EXERCISE REQUIREMENTS
Identify all lines of the data containing the string "caption" and copy them.

STORED DATA
# # # # #

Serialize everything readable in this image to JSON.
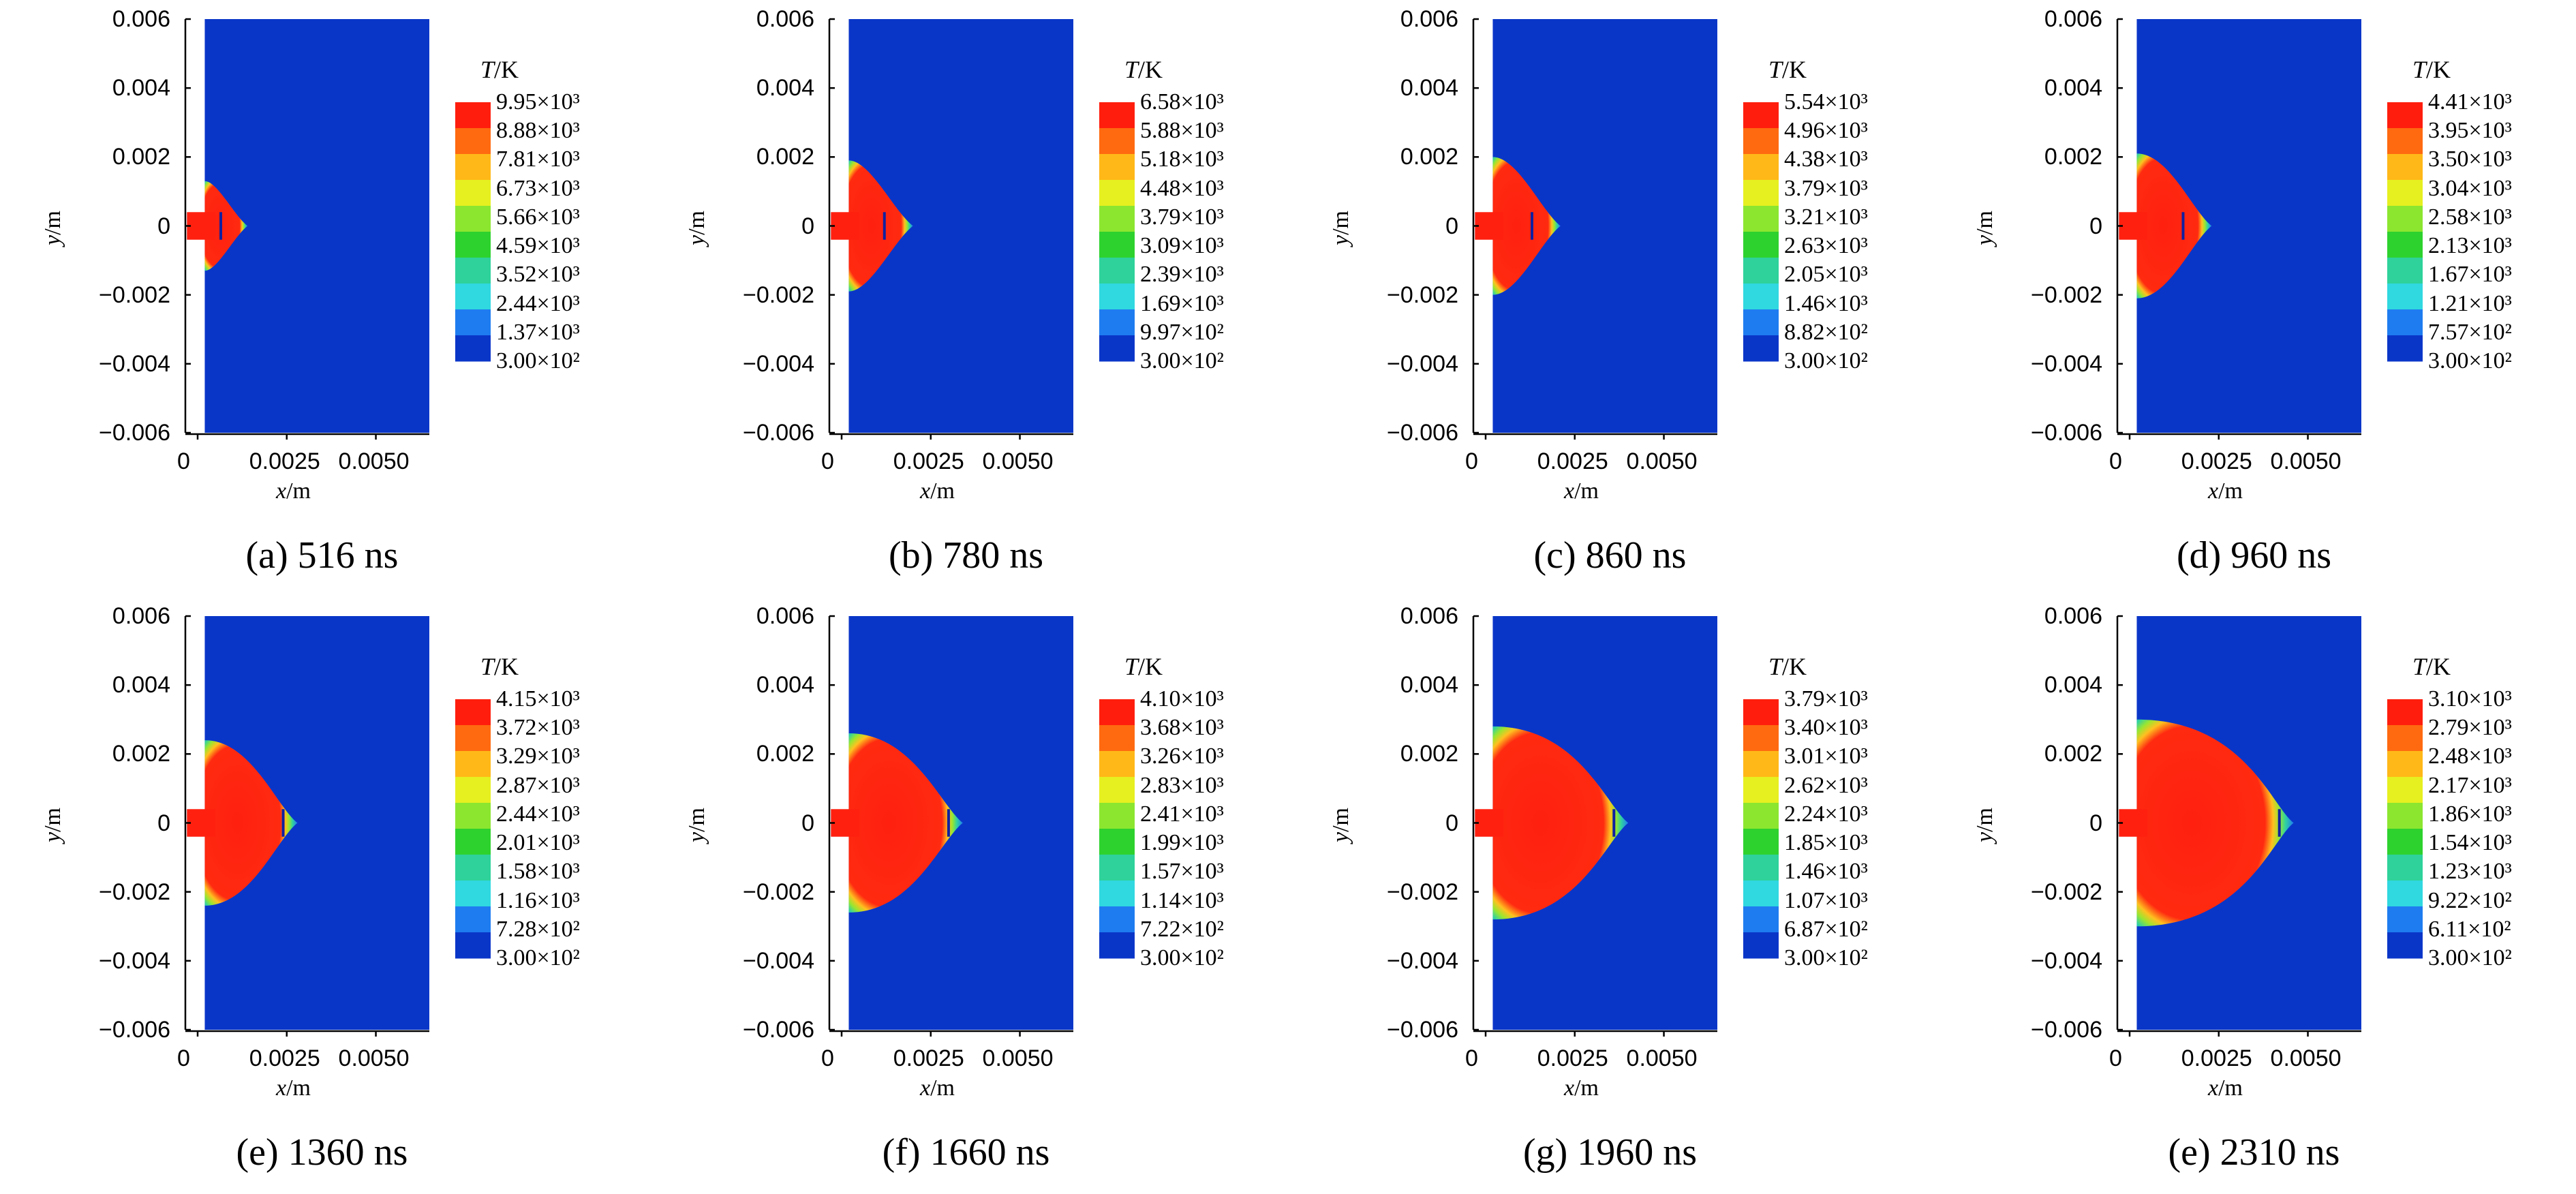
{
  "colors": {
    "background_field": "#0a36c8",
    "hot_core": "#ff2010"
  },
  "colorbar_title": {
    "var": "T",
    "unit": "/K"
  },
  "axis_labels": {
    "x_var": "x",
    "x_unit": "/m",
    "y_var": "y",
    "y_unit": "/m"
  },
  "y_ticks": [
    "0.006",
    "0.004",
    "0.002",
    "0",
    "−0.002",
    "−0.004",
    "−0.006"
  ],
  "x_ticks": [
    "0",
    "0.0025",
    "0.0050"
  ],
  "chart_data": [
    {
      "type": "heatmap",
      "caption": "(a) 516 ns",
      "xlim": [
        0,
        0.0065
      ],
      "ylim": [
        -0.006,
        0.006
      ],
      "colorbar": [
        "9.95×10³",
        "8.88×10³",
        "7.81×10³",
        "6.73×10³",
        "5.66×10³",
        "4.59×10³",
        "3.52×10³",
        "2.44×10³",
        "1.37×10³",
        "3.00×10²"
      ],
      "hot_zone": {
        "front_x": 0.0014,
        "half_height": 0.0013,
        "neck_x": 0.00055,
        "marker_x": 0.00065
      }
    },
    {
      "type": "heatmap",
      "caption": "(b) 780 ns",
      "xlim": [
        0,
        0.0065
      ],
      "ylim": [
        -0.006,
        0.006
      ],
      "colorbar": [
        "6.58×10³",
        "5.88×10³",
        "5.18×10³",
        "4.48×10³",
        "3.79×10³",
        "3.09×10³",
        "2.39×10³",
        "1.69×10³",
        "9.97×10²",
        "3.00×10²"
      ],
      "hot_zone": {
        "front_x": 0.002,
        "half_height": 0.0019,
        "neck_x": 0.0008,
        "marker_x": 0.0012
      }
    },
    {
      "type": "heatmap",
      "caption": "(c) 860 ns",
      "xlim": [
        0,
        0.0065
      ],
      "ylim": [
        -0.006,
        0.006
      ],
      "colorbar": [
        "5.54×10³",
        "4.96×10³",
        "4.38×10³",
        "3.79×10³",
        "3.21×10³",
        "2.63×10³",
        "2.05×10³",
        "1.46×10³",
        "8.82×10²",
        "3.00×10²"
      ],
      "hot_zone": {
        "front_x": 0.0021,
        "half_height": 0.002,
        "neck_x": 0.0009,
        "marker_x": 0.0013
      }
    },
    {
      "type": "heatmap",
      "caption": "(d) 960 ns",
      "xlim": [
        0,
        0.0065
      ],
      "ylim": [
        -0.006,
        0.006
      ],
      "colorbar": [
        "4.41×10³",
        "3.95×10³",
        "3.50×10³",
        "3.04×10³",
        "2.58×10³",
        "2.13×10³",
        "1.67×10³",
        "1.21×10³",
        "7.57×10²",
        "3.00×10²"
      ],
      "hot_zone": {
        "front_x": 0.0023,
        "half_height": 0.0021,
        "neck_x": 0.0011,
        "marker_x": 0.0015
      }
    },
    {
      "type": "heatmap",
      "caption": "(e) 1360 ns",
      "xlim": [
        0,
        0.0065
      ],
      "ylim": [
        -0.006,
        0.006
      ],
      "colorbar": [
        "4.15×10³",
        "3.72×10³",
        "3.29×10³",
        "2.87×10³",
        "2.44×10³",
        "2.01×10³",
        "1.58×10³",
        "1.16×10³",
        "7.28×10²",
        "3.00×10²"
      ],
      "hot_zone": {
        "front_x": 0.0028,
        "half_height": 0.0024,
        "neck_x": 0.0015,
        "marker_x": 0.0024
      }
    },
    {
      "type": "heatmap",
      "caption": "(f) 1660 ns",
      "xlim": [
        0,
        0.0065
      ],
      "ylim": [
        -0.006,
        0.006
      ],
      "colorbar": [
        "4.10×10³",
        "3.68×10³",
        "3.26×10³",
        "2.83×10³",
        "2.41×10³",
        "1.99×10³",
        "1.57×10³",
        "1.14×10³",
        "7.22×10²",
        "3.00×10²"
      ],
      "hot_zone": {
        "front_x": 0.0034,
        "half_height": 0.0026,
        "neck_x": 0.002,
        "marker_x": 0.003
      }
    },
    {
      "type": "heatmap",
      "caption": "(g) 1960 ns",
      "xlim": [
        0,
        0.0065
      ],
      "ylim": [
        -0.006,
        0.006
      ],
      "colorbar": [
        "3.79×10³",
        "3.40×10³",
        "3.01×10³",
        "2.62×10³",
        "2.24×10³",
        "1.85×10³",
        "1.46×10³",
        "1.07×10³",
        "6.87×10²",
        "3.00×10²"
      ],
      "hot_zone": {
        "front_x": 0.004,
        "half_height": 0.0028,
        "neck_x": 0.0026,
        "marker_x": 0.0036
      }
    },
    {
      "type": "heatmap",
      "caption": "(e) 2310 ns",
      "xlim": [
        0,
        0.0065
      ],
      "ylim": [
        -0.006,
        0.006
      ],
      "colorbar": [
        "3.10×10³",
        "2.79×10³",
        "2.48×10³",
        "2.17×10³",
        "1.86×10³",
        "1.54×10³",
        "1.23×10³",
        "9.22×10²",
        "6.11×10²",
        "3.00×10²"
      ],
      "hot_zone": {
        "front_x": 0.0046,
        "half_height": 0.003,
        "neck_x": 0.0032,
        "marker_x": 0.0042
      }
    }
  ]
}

# # # # #

WRITTEN RESPONSE
      "caption": "(a) 516 ns",
      "caption": "(b) 780 ns",
      "caption": "(c) 860 ns",
      "caption": "(d) 960 ns",
      "caption": "(e) 1360 ns",
      "caption": "(f) 1660 ns",
      "caption": "(g) 1960 ns",
      "caption": "(e) 2310 ns",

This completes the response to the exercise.